Set problem: Quote every line of the data below as it stands, omitting pictures.
───── Provided entries
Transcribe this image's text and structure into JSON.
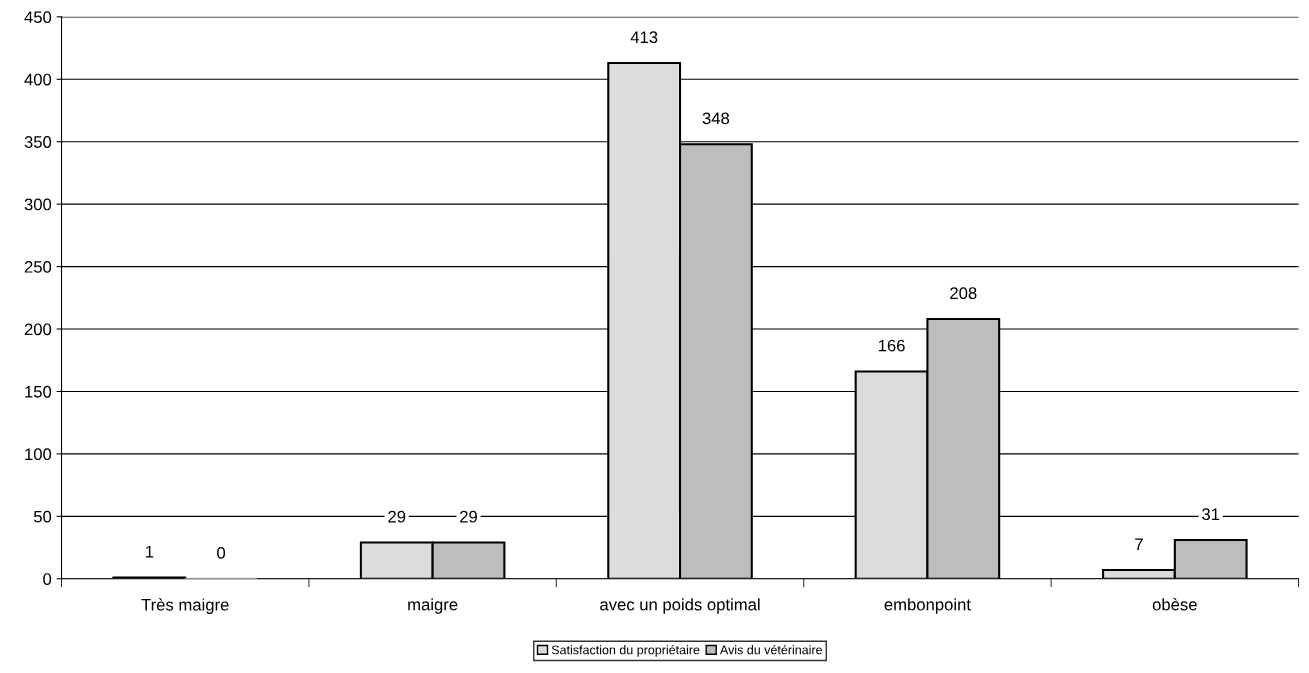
{
  "chart_data": {
    "type": "bar",
    "categories": [
      "Très maigre",
      "maigre",
      "avec un poids optimal",
      "embonpoint",
      "obèse"
    ],
    "series": [
      {
        "name": "Satisfaction du propriétaire",
        "color": "#dcdcdc",
        "values": [
          1,
          29,
          413,
          166,
          7
        ]
      },
      {
        "name": "Avis du vétérinaire",
        "color": "#bdbdbd",
        "values": [
          0,
          29,
          348,
          208,
          31
        ]
      }
    ],
    "ylim": [
      0,
      450
    ],
    "yticks": [
      0,
      50,
      100,
      150,
      200,
      250,
      300,
      350,
      400,
      450
    ],
    "grid": "y",
    "legend": "bottom",
    "data_labels": true
  }
}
──────────
Written answer:
Transcribe this image's text and structure into JSON.
{
  "chart_data": {
    "type": "bar",
    "categories": [
      "Très maigre",
      "maigre",
      "avec un poids optimal",
      "embonpoint",
      "obèse"
    ],
    "series": [
      {
        "name": "Satisfaction du propriétaire",
        "color": "#dcdcdc",
        "values": [
          1,
          29,
          413,
          166,
          7
        ]
      },
      {
        "name": "Avis du vétérinaire",
        "color": "#bdbdbd",
        "values": [
          0,
          29,
          348,
          208,
          31
        ]
      }
    ],
    "ylim": [
      0,
      450
    ],
    "yticks": [
      0,
      50,
      100,
      150,
      200,
      250,
      300,
      350,
      400,
      450
    ],
    "grid": "y",
    "legend": "bottom",
    "data_labels": true
  }
}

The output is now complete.